Start MATERIAL PROVIDED
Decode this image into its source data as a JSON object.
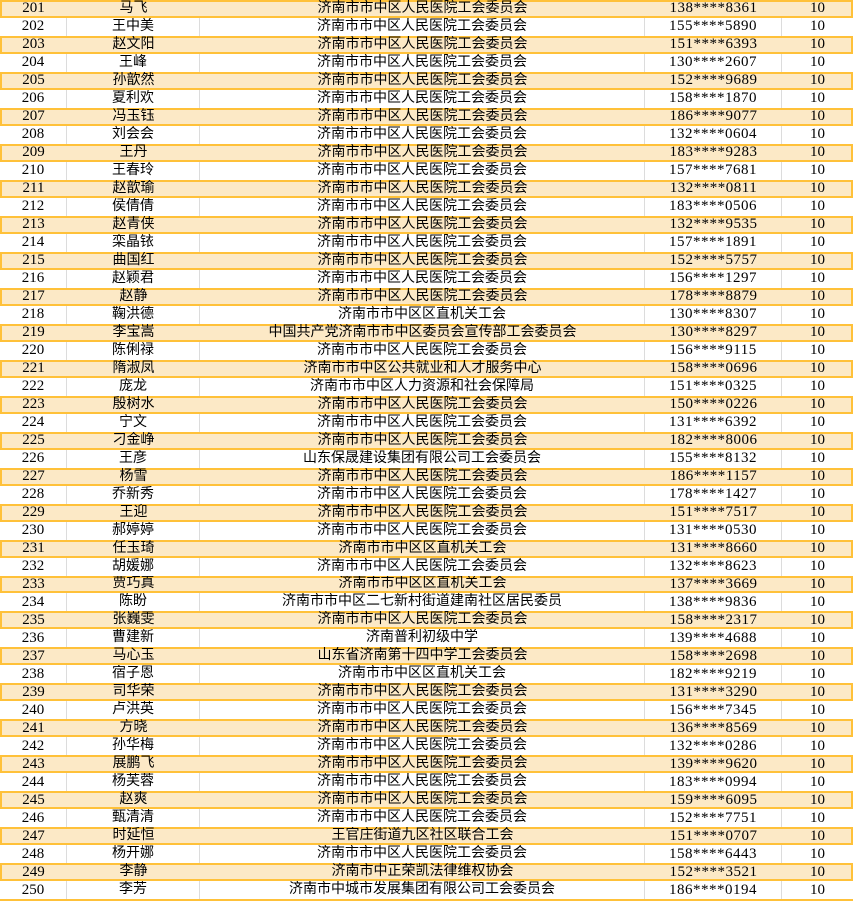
{
  "colors": {
    "highlight_fill": "#FCE9C6",
    "highlight_border": "#FFC139",
    "grid_line": "#DCDCDC"
  },
  "table": {
    "rows": [
      {
        "no": "201",
        "name": "马飞",
        "org": "济南市市中区人民医院工会委员会",
        "phone": "138****8361",
        "score": "10"
      },
      {
        "no": "202",
        "name": "王中美",
        "org": "济南市市中区人民医院工会委员会",
        "phone": "155****5890",
        "score": "10"
      },
      {
        "no": "203",
        "name": "赵文阳",
        "org": "济南市市中区人民医院工会委员会",
        "phone": "151****6393",
        "score": "10"
      },
      {
        "no": "204",
        "name": "王峰",
        "org": "济南市市中区人民医院工会委员会",
        "phone": "130****2607",
        "score": "10"
      },
      {
        "no": "205",
        "name": "孙歆然",
        "org": "济南市市中区人民医院工会委员会",
        "phone": "152****9689",
        "score": "10"
      },
      {
        "no": "206",
        "name": "夏利欢",
        "org": "济南市市中区人民医院工会委员会",
        "phone": "158****1870",
        "score": "10"
      },
      {
        "no": "207",
        "name": "冯玉钰",
        "org": "济南市市中区人民医院工会委员会",
        "phone": "186****9077",
        "score": "10"
      },
      {
        "no": "208",
        "name": "刘会会",
        "org": "济南市市中区人民医院工会委员会",
        "phone": "132****0604",
        "score": "10"
      },
      {
        "no": "209",
        "name": "王丹",
        "org": "济南市市中区人民医院工会委员会",
        "phone": "183****9283",
        "score": "10"
      },
      {
        "no": "210",
        "name": "王春玲",
        "org": "济南市市中区人民医院工会委员会",
        "phone": "157****7681",
        "score": "10"
      },
      {
        "no": "211",
        "name": "赵歆瑜",
        "org": "济南市市中区人民医院工会委员会",
        "phone": "132****0811",
        "score": "10"
      },
      {
        "no": "212",
        "name": "侯倩倩",
        "org": "济南市市中区人民医院工会委员会",
        "phone": "183****0506",
        "score": "10"
      },
      {
        "no": "213",
        "name": "赵青侠",
        "org": "济南市市中区人民医院工会委员会",
        "phone": "132****9535",
        "score": "10"
      },
      {
        "no": "214",
        "name": "栾晶铱",
        "org": "济南市市中区人民医院工会委员会",
        "phone": "157****1891",
        "score": "10"
      },
      {
        "no": "215",
        "name": "曲国红",
        "org": "济南市市中区人民医院工会委员会",
        "phone": "152****5757",
        "score": "10"
      },
      {
        "no": "216",
        "name": "赵颖君",
        "org": "济南市市中区人民医院工会委员会",
        "phone": "156****1297",
        "score": "10"
      },
      {
        "no": "217",
        "name": "赵静",
        "org": "济南市市中区人民医院工会委员会",
        "phone": "178****8879",
        "score": "10"
      },
      {
        "no": "218",
        "name": "鞠洪德",
        "org": "济南市市中区区直机关工会",
        "phone": "130****8307",
        "score": "10"
      },
      {
        "no": "219",
        "name": "李宝嵩",
        "org": "中国共产党济南市市中区委员会宣传部工会委员会",
        "phone": "130****8297",
        "score": "10"
      },
      {
        "no": "220",
        "name": "陈俐禄",
        "org": "济南市市中区人民医院工会委员会",
        "phone": "156****9115",
        "score": "10"
      },
      {
        "no": "221",
        "name": "隋淑凤",
        "org": "济南市市中区公共就业和人才服务中心",
        "phone": "158****0696",
        "score": "10"
      },
      {
        "no": "222",
        "name": "庞龙",
        "org": "济南市市中区人力资源和社会保障局",
        "phone": "151****0325",
        "score": "10"
      },
      {
        "no": "223",
        "name": "殷树水",
        "org": "济南市市中区人民医院工会委员会",
        "phone": "150****0226",
        "score": "10"
      },
      {
        "no": "224",
        "name": "宁文",
        "org": "济南市市中区人民医院工会委员会",
        "phone": "131****6392",
        "score": "10"
      },
      {
        "no": "225",
        "name": "刁金峥",
        "org": "济南市市中区人民医院工会委员会",
        "phone": "182****8006",
        "score": "10"
      },
      {
        "no": "226",
        "name": "王彦",
        "org": "山东保晟建设集团有限公司工会委员会",
        "phone": "155****8132",
        "score": "10"
      },
      {
        "no": "227",
        "name": "杨雪",
        "org": "济南市市中区人民医院工会委员会",
        "phone": "186****1157",
        "score": "10"
      },
      {
        "no": "228",
        "name": "乔新秀",
        "org": "济南市市中区人民医院工会委员会",
        "phone": "178****1427",
        "score": "10"
      },
      {
        "no": "229",
        "name": "王迎",
        "org": "济南市市中区人民医院工会委员会",
        "phone": "151****7517",
        "score": "10"
      },
      {
        "no": "230",
        "name": "郝婷婷",
        "org": "济南市市中区人民医院工会委员会",
        "phone": "131****0530",
        "score": "10"
      },
      {
        "no": "231",
        "name": "任玉琦",
        "org": "济南市市中区区直机关工会",
        "phone": "131****8660",
        "score": "10"
      },
      {
        "no": "232",
        "name": "胡媛娜",
        "org": "济南市市中区人民医院工会委员会",
        "phone": "132****8623",
        "score": "10"
      },
      {
        "no": "233",
        "name": "贾巧真",
        "org": "济南市市中区区直机关工会",
        "phone": "137****3669",
        "score": "10"
      },
      {
        "no": "234",
        "name": "陈盼",
        "org": "济南市市中区二七新村街道建南社区居民委员",
        "phone": "138****9836",
        "score": "10"
      },
      {
        "no": "235",
        "name": "张巍雯",
        "org": "济南市市中区人民医院工会委员会",
        "phone": "158****2317",
        "score": "10"
      },
      {
        "no": "236",
        "name": "曹建新",
        "org": "济南普利初级中学",
        "phone": "139****4688",
        "score": "10"
      },
      {
        "no": "237",
        "name": "马心玉",
        "org": "山东省济南第十四中学工会委员会",
        "phone": "158****2698",
        "score": "10"
      },
      {
        "no": "238",
        "name": "宿子恩",
        "org": "济南市市中区区直机关工会",
        "phone": "182****9219",
        "score": "10"
      },
      {
        "no": "239",
        "name": "司华荣",
        "org": "济南市市中区人民医院工会委员会",
        "phone": "131****3290",
        "score": "10"
      },
      {
        "no": "240",
        "name": "卢洪英",
        "org": "济南市市中区人民医院工会委员会",
        "phone": "156****7345",
        "score": "10"
      },
      {
        "no": "241",
        "name": "方晓",
        "org": "济南市市中区人民医院工会委员会",
        "phone": "136****8569",
        "score": "10"
      },
      {
        "no": "242",
        "name": "孙华梅",
        "org": "济南市市中区人民医院工会委员会",
        "phone": "132****0286",
        "score": "10"
      },
      {
        "no": "243",
        "name": "展鹏飞",
        "org": "济南市市中区人民医院工会委员会",
        "phone": "139****9620",
        "score": "10"
      },
      {
        "no": "244",
        "name": "杨芙蓉",
        "org": "济南市市中区人民医院工会委员会",
        "phone": "183****0994",
        "score": "10"
      },
      {
        "no": "245",
        "name": "赵爽",
        "org": "济南市市中区人民医院工会委员会",
        "phone": "159****6095",
        "score": "10"
      },
      {
        "no": "246",
        "name": "甄清清",
        "org": "济南市市中区人民医院工会委员会",
        "phone": "152****7751",
        "score": "10"
      },
      {
        "no": "247",
        "name": "时延恒",
        "org": "王官庄街道九区社区联合工会",
        "phone": "151****0707",
        "score": "10"
      },
      {
        "no": "248",
        "name": "杨开娜",
        "org": "济南市市中区人民医院工会委员会",
        "phone": "158****6443",
        "score": "10"
      },
      {
        "no": "249",
        "name": "李静",
        "org": "济南市中正荣凯法律维权协会",
        "phone": "152****3521",
        "score": "10"
      },
      {
        "no": "250",
        "name": "李芳",
        "org": "济南市中城市发展集团有限公司工会委员会",
        "phone": "186****0194",
        "score": "10"
      }
    ]
  }
}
End MATERIAL PROVIDED
* [GOAL] Output all of the data exactly as it stands, minus any images.

* [EXERCISE OUTPUT]
Decode this image into its source data as a JSON object.
{
  "colors": {
    "highlight_fill": "#FCE9C6",
    "highlight_border": "#FFC139",
    "grid_line": "#DCDCDC"
  },
  "table": {
    "rows": [
      {
        "no": "201",
        "name": "马飞",
        "org": "济南市市中区人民医院工会委员会",
        "phone": "138****8361",
        "score": "10"
      },
      {
        "no": "202",
        "name": "王中美",
        "org": "济南市市中区人民医院工会委员会",
        "phone": "155****5890",
        "score": "10"
      },
      {
        "no": "203",
        "name": "赵文阳",
        "org": "济南市市中区人民医院工会委员会",
        "phone": "151****6393",
        "score": "10"
      },
      {
        "no": "204",
        "name": "王峰",
        "org": "济南市市中区人民医院工会委员会",
        "phone": "130****2607",
        "score": "10"
      },
      {
        "no": "205",
        "name": "孙歆然",
        "org": "济南市市中区人民医院工会委员会",
        "phone": "152****9689",
        "score": "10"
      },
      {
        "no": "206",
        "name": "夏利欢",
        "org": "济南市市中区人民医院工会委员会",
        "phone": "158****1870",
        "score": "10"
      },
      {
        "no": "207",
        "name": "冯玉钰",
        "org": "济南市市中区人民医院工会委员会",
        "phone": "186****9077",
        "score": "10"
      },
      {
        "no": "208",
        "name": "刘会会",
        "org": "济南市市中区人民医院工会委员会",
        "phone": "132****0604",
        "score": "10"
      },
      {
        "no": "209",
        "name": "王丹",
        "org": "济南市市中区人民医院工会委员会",
        "phone": "183****9283",
        "score": "10"
      },
      {
        "no": "210",
        "name": "王春玲",
        "org": "济南市市中区人民医院工会委员会",
        "phone": "157****7681",
        "score": "10"
      },
      {
        "no": "211",
        "name": "赵歆瑜",
        "org": "济南市市中区人民医院工会委员会",
        "phone": "132****0811",
        "score": "10"
      },
      {
        "no": "212",
        "name": "侯倩倩",
        "org": "济南市市中区人民医院工会委员会",
        "phone": "183****0506",
        "score": "10"
      },
      {
        "no": "213",
        "name": "赵青侠",
        "org": "济南市市中区人民医院工会委员会",
        "phone": "132****9535",
        "score": "10"
      },
      {
        "no": "214",
        "name": "栾晶铱",
        "org": "济南市市中区人民医院工会委员会",
        "phone": "157****1891",
        "score": "10"
      },
      {
        "no": "215",
        "name": "曲国红",
        "org": "济南市市中区人民医院工会委员会",
        "phone": "152****5757",
        "score": "10"
      },
      {
        "no": "216",
        "name": "赵颖君",
        "org": "济南市市中区人民医院工会委员会",
        "phone": "156****1297",
        "score": "10"
      },
      {
        "no": "217",
        "name": "赵静",
        "org": "济南市市中区人民医院工会委员会",
        "phone": "178****8879",
        "score": "10"
      },
      {
        "no": "218",
        "name": "鞠洪德",
        "org": "济南市市中区区直机关工会",
        "phone": "130****8307",
        "score": "10"
      },
      {
        "no": "219",
        "name": "李宝嵩",
        "org": "中国共产党济南市市中区委员会宣传部工会委员会",
        "phone": "130****8297",
        "score": "10"
      },
      {
        "no": "220",
        "name": "陈俐禄",
        "org": "济南市市中区人民医院工会委员会",
        "phone": "156****9115",
        "score": "10"
      },
      {
        "no": "221",
        "name": "隋淑凤",
        "org": "济南市市中区公共就业和人才服务中心",
        "phone": "158****0696",
        "score": "10"
      },
      {
        "no": "222",
        "name": "庞龙",
        "org": "济南市市中区人力资源和社会保障局",
        "phone": "151****0325",
        "score": "10"
      },
      {
        "no": "223",
        "name": "殷树水",
        "org": "济南市市中区人民医院工会委员会",
        "phone": "150****0226",
        "score": "10"
      },
      {
        "no": "224",
        "name": "宁文",
        "org": "济南市市中区人民医院工会委员会",
        "phone": "131****6392",
        "score": "10"
      },
      {
        "no": "225",
        "name": "刁金峥",
        "org": "济南市市中区人民医院工会委员会",
        "phone": "182****8006",
        "score": "10"
      },
      {
        "no": "226",
        "name": "王彦",
        "org": "山东保晟建设集团有限公司工会委员会",
        "phone": "155****8132",
        "score": "10"
      },
      {
        "no": "227",
        "name": "杨雪",
        "org": "济南市市中区人民医院工会委员会",
        "phone": "186****1157",
        "score": "10"
      },
      {
        "no": "228",
        "name": "乔新秀",
        "org": "济南市市中区人民医院工会委员会",
        "phone": "178****1427",
        "score": "10"
      },
      {
        "no": "229",
        "name": "王迎",
        "org": "济南市市中区人民医院工会委员会",
        "phone": "151****7517",
        "score": "10"
      },
      {
        "no": "230",
        "name": "郝婷婷",
        "org": "济南市市中区人民医院工会委员会",
        "phone": "131****0530",
        "score": "10"
      },
      {
        "no": "231",
        "name": "任玉琦",
        "org": "济南市市中区区直机关工会",
        "phone": "131****8660",
        "score": "10"
      },
      {
        "no": "232",
        "name": "胡媛娜",
        "org": "济南市市中区人民医院工会委员会",
        "phone": "132****8623",
        "score": "10"
      },
      {
        "no": "233",
        "name": "贾巧真",
        "org": "济南市市中区区直机关工会",
        "phone": "137****3669",
        "score": "10"
      },
      {
        "no": "234",
        "name": "陈盼",
        "org": "济南市市中区二七新村街道建南社区居民委员",
        "phone": "138****9836",
        "score": "10"
      },
      {
        "no": "235",
        "name": "张巍雯",
        "org": "济南市市中区人民医院工会委员会",
        "phone": "158****2317",
        "score": "10"
      },
      {
        "no": "236",
        "name": "曹建新",
        "org": "济南普利初级中学",
        "phone": "139****4688",
        "score": "10"
      },
      {
        "no": "237",
        "name": "马心玉",
        "org": "山东省济南第十四中学工会委员会",
        "phone": "158****2698",
        "score": "10"
      },
      {
        "no": "238",
        "name": "宿子恩",
        "org": "济南市市中区区直机关工会",
        "phone": "182****9219",
        "score": "10"
      },
      {
        "no": "239",
        "name": "司华荣",
        "org": "济南市市中区人民医院工会委员会",
        "phone": "131****3290",
        "score": "10"
      },
      {
        "no": "240",
        "name": "卢洪英",
        "org": "济南市市中区人民医院工会委员会",
        "phone": "156****7345",
        "score": "10"
      },
      {
        "no": "241",
        "name": "方晓",
        "org": "济南市市中区人民医院工会委员会",
        "phone": "136****8569",
        "score": "10"
      },
      {
        "no": "242",
        "name": "孙华梅",
        "org": "济南市市中区人民医院工会委员会",
        "phone": "132****0286",
        "score": "10"
      },
      {
        "no": "243",
        "name": "展鹏飞",
        "org": "济南市市中区人民医院工会委员会",
        "phone": "139****9620",
        "score": "10"
      },
      {
        "no": "244",
        "name": "杨芙蓉",
        "org": "济南市市中区人民医院工会委员会",
        "phone": "183****0994",
        "score": "10"
      },
      {
        "no": "245",
        "name": "赵爽",
        "org": "济南市市中区人民医院工会委员会",
        "phone": "159****6095",
        "score": "10"
      },
      {
        "no": "246",
        "name": "甄清清",
        "org": "济南市市中区人民医院工会委员会",
        "phone": "152****7751",
        "score": "10"
      },
      {
        "no": "247",
        "name": "时延恒",
        "org": "王官庄街道九区社区联合工会",
        "phone": "151****0707",
        "score": "10"
      },
      {
        "no": "248",
        "name": "杨开娜",
        "org": "济南市市中区人民医院工会委员会",
        "phone": "158****6443",
        "score": "10"
      },
      {
        "no": "249",
        "name": "李静",
        "org": "济南市中正荣凯法律维权协会",
        "phone": "152****3521",
        "score": "10"
      },
      {
        "no": "250",
        "name": "李芳",
        "org": "济南市中城市发展集团有限公司工会委员会",
        "phone": "186****0194",
        "score": "10"
      }
    ]
  }
}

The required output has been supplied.